**What the exercise asks**
Restate the data word for word and leave the images out.

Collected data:
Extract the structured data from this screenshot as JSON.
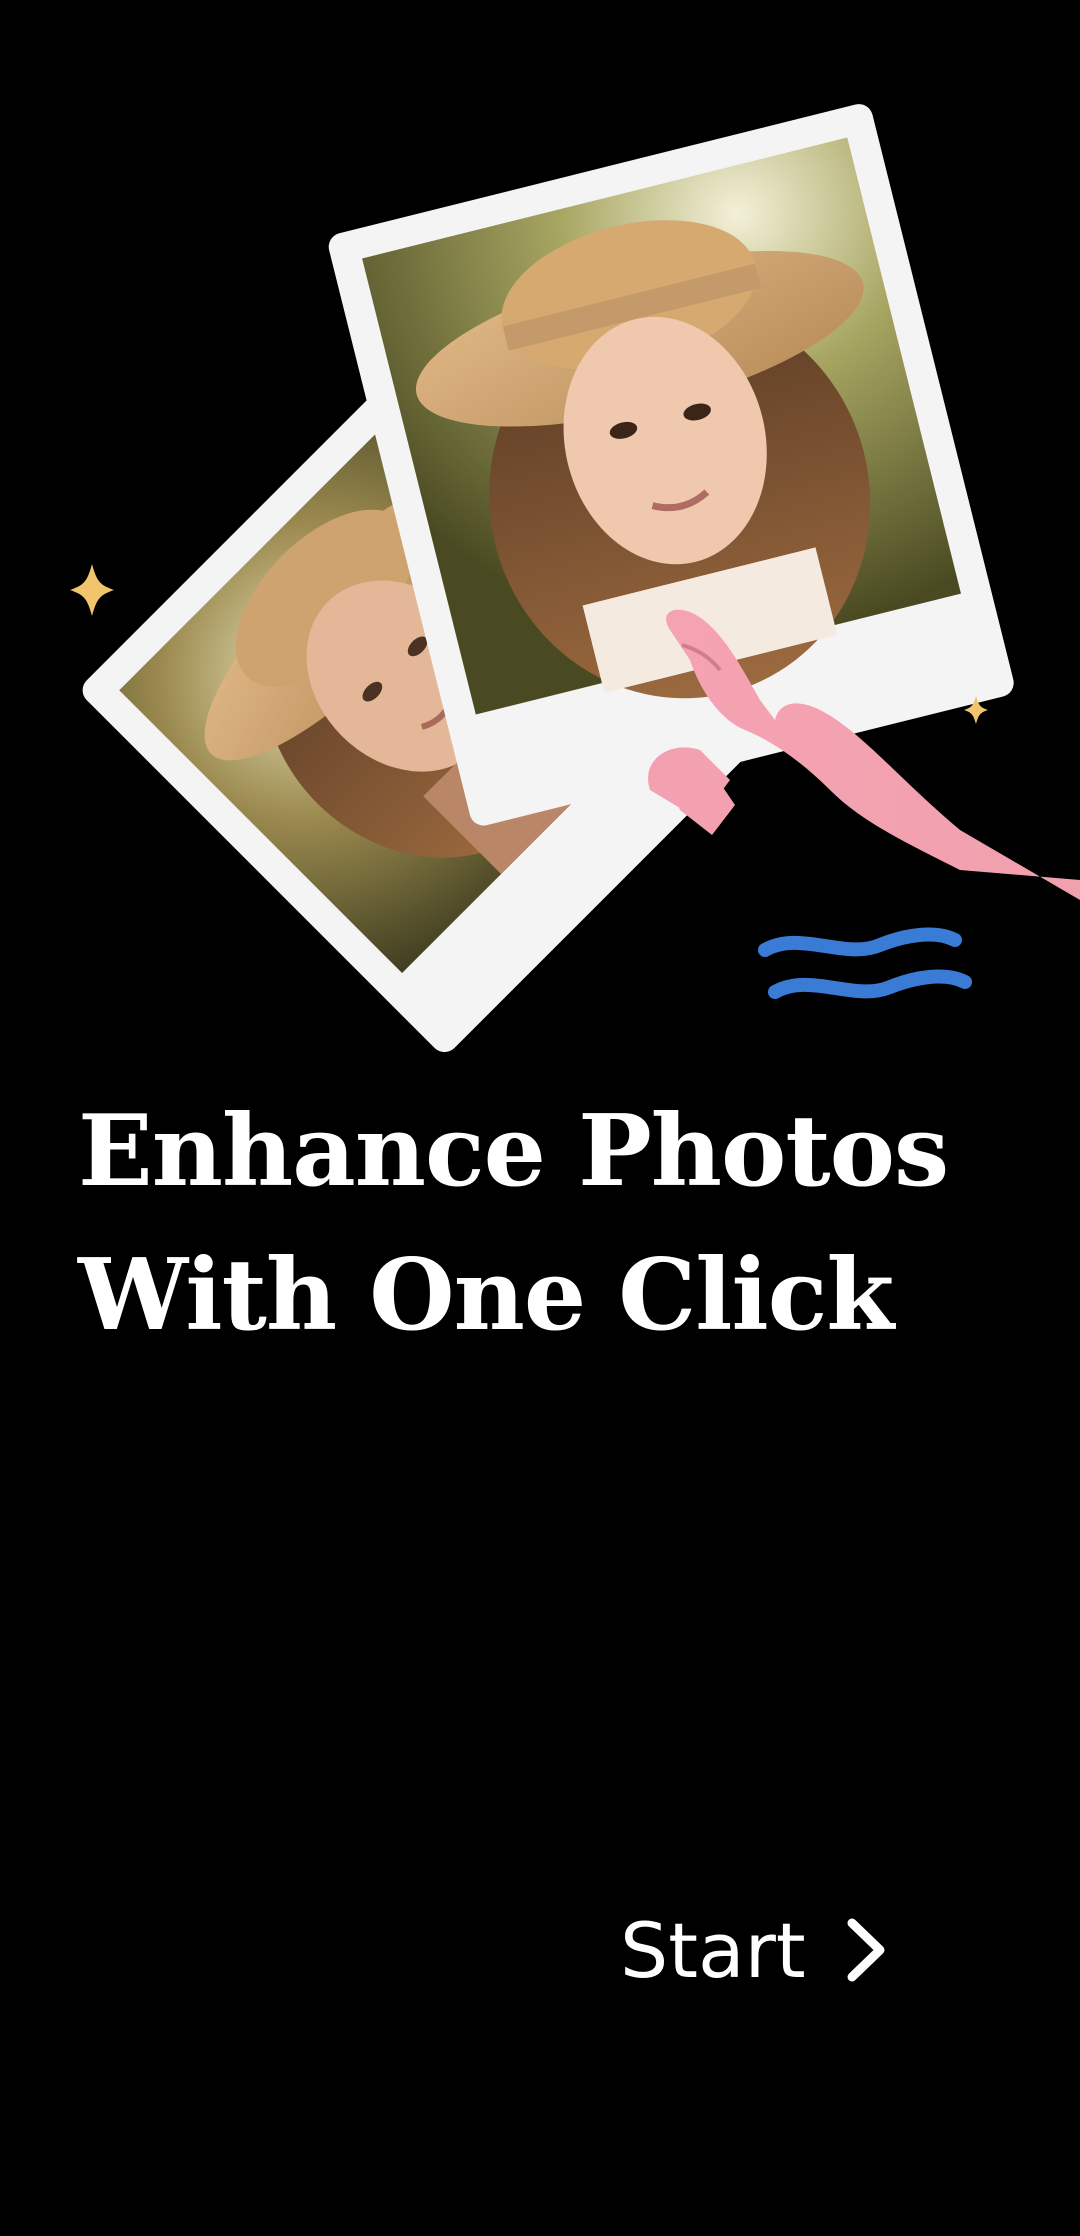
{
  "onboarding": {
    "headline_line1": "Enhance Photos",
    "headline_line2": "With One Click",
    "start_label": "Start",
    "start_icon": "chevron-right-icon"
  },
  "colors": {
    "background": "#000000",
    "text": "#ffffff",
    "hand": "#f5a3b3",
    "waves": "#3a7bd5",
    "sparkle": "#f2c46b",
    "polaroid_frame": "#f4f4f4"
  }
}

**Task output**
Extract the structured data from this screenshot as JSON.
{
  "onboarding": {
    "headline_line1": "Enhance Photos",
    "headline_line2": "With One Click",
    "start_label": "Start",
    "start_icon": "chevron-right-icon"
  },
  "colors": {
    "background": "#000000",
    "text": "#ffffff",
    "hand": "#f5a3b3",
    "waves": "#3a7bd5",
    "sparkle": "#f2c46b",
    "polaroid_frame": "#f4f4f4"
  }
}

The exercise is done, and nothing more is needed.